(Dataset rows)
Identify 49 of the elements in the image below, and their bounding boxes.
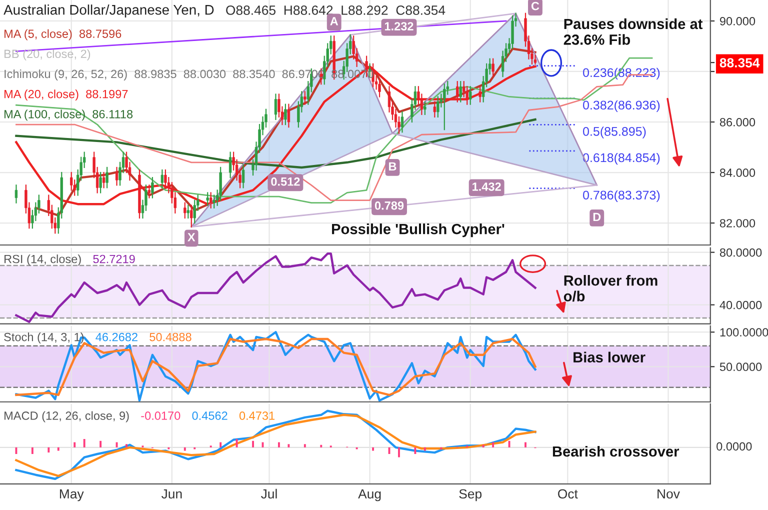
ref-line-label: 0.786(83.373) (583, 190, 660, 202)
ref-line-label: 0.5(85.895) (583, 126, 646, 138)
text: MA (5, close) 88.7596 (4, 29, 122, 40)
annotation: C (531, 2, 540, 10)
annotation: X (188, 233, 196, 242)
x-tick-label: May (60, 489, 84, 502)
text: RSI (14, close) (4, 254, 81, 266)
annotation: B (389, 162, 396, 171)
annotation: 1.432 (472, 182, 501, 191)
x-tick-label: Jun (161, 489, 182, 499)
annotation: A (330, 17, 338, 26)
y-tick-label: 50.0000 (720, 362, 762, 372)
y-tick-label: 86.000 (720, 118, 756, 126)
series-label: 0.4731 (239, 412, 275, 420)
annotation: BB (20, close, 2) (4, 49, 90, 60)
y-tick-label: 80.0000 (720, 248, 762, 257)
annotation: Bearish crossover (552, 446, 680, 457)
text: -0.0170 (141, 412, 180, 420)
text: 0.0000 (716, 442, 752, 451)
text: Stoch (14, 3, 1) (4, 332, 84, 344)
series-label: 46.2682 (96, 332, 138, 342)
annotation: Rollover from o/b (564, 275, 658, 302)
chart-subtitle: O88.465 H88.642 L88.292 C88.354 (226, 6, 446, 15)
chart-title: MACD (12, 26, close, 9) (4, 411, 129, 422)
x-tick-label: Jul (261, 488, 277, 499)
series-label: 0.4562 (192, 412, 228, 420)
y-tick-label: 90.000 (720, 17, 756, 26)
chart-title: Australian Dollar/Japanese Yen, D (4, 4, 214, 18)
annotation: D (593, 212, 601, 222)
x-tick-label: Sep (459, 489, 482, 502)
annotation: 0.512 (271, 177, 300, 186)
y-tick-label: 82.000 (720, 219, 756, 228)
y-tick-label: 88.354 (720, 58, 760, 68)
annotation: Bias lower (574, 352, 646, 362)
annotation: Possible 'Bullish Cypher' (332, 224, 504, 238)
series-label: 50.4888 (150, 332, 192, 342)
annotation: 1.232 (384, 22, 414, 30)
series-label: MA (100, close) 86.1118 (4, 110, 133, 121)
y-tick-label: 84.000 (720, 168, 756, 177)
y-tick-label: 40.0000 (720, 300, 762, 310)
annotation: Pauses downside at 23.6% Fib (564, 18, 703, 45)
x-tick-label: Nov (658, 489, 680, 499)
y-tick-label: 100.0000 (720, 328, 768, 336)
x-tick-label: Oct (558, 489, 578, 499)
annotation: 0.789 (374, 201, 404, 210)
x-tick-label: Aug (358, 489, 381, 502)
text: MA (20, close) 88.1997 (4, 90, 128, 101)
ref-line-label: 0.382(86.936) (583, 100, 660, 112)
series-label: 52.7219 (93, 254, 135, 264)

# GOAL
Copy the lines of the listing from the one containing "ref-line-label: 0.786(83.373) (583, 190, 660, 202)" through the one containing "ref-line-label: 0.382(86.936) (583, 100, 660, 112)", both included, word for word.

# CORRECT ANSWER
ref-line-label: 0.786(83.373) (583, 190, 660, 202)
ref-line-label: 0.5(85.895) (583, 126, 646, 138)
text: MA (5, close) 88.7596 (4, 29, 122, 40)
annotation: C (531, 2, 540, 10)
annotation: X (188, 233, 196, 242)
x-tick-label: May (60, 489, 84, 502)
text: RSI (14, close) (4, 254, 81, 266)
annotation: B (389, 162, 396, 171)
annotation: 1.432 (472, 182, 501, 191)
x-tick-label: Jun (161, 489, 182, 499)
annotation: A (330, 17, 338, 26)
y-tick-label: 50.0000 (720, 362, 762, 372)
y-tick-label: 86.000 (720, 118, 756, 126)
series-label: 0.4731 (239, 412, 275, 420)
annotation: BB (20, close, 2) (4, 49, 90, 60)
y-tick-label: 80.0000 (720, 248, 762, 257)
annotation: Bearish crossover (552, 446, 680, 457)
text: -0.0170 (141, 412, 180, 420)
text: 0.0000 (716, 442, 752, 451)
text: Stoch (14, 3, 1) (4, 332, 84, 344)
series-label: 46.2682 (96, 332, 138, 342)
annotation: Rollover from o/b (564, 275, 658, 302)
chart-subtitle: O88.465 H88.642 L88.292 C88.354 (226, 6, 446, 15)
chart-title: MACD (12, 26, close, 9) (4, 411, 129, 422)
x-tick-label: Jul (261, 488, 277, 499)
series-label: 0.4562 (192, 412, 228, 420)
y-tick-label: 90.000 (720, 17, 756, 26)
chart-title: Australian Dollar/Japanese Yen, D (4, 4, 214, 18)
annotation: D (593, 212, 601, 222)
x-tick-label: Sep (459, 489, 482, 502)
annotation: 0.512 (271, 177, 300, 186)
y-tick-label: 82.000 (720, 219, 756, 228)
y-tick-label: 88.354 (720, 58, 760, 68)
annotation: Bias lower (574, 352, 646, 362)
annotation: Possible 'Bullish Cypher' (332, 224, 504, 238)
series-label: 50.4888 (150, 332, 192, 342)
annotation: 1.232 (384, 22, 414, 30)
series-label: MA (100, close) 86.1118 (4, 110, 133, 121)
y-tick-label: 84.000 (720, 168, 756, 177)
y-tick-label: 40.0000 (720, 300, 762, 310)
annotation: Pauses downside at 23.6% Fib (564, 18, 703, 45)
x-tick-label: Nov (658, 489, 680, 499)
y-tick-label: 100.0000 (720, 328, 768, 336)
x-tick-label: Oct (558, 489, 578, 499)
annotation: 0.789 (374, 201, 404, 210)
x-tick-label: Aug (358, 489, 381, 502)
text: MA (20, close) 88.1997 (4, 90, 128, 101)
ref-line-label: 0.382(86.936) (583, 100, 660, 112)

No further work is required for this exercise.